**Exercise brief**
Write out all entries word for word.

(Figure data in JSON)
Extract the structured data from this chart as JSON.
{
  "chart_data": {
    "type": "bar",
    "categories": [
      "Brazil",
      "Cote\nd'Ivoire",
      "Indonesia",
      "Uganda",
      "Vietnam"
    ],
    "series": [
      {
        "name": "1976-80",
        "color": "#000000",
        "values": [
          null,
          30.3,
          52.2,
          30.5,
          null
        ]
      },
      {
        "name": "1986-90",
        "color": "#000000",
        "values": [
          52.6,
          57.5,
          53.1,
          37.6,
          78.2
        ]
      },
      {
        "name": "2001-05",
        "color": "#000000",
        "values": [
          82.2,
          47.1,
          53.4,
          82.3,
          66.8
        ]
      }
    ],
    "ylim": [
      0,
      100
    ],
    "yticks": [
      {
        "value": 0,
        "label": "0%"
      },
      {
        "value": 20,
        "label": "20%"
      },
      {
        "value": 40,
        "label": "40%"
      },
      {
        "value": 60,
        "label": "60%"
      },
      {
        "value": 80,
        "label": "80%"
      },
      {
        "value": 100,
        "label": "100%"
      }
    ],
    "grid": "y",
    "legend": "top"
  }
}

**Written reply**
Extract the structured data from this chart as JSON.
{
  "chart_data": {
    "type": "bar",
    "categories": [
      "Brazil",
      "Cote\nd'Ivoire",
      "Indonesia",
      "Uganda",
      "Vietnam"
    ],
    "series": [
      {
        "name": "1976-80",
        "color": "#000000",
        "values": [
          null,
          30.3,
          52.2,
          30.5,
          null
        ]
      },
      {
        "name": "1986-90",
        "color": "#000000",
        "values": [
          52.6,
          57.5,
          53.1,
          37.6,
          78.2
        ]
      },
      {
        "name": "2001-05",
        "color": "#000000",
        "values": [
          82.2,
          47.1,
          53.4,
          82.3,
          66.8
        ]
      }
    ],
    "ylim": [
      0,
      100
    ],
    "yticks": [
      {
        "value": 0,
        "label": "0%"
      },
      {
        "value": 20,
        "label": "20%"
      },
      {
        "value": 40,
        "label": "40%"
      },
      {
        "value": 60,
        "label": "60%"
      },
      {
        "value": 80,
        "label": "80%"
      },
      {
        "value": 100,
        "label": "100%"
      }
    ],
    "grid": "y",
    "legend": "top"
  }
}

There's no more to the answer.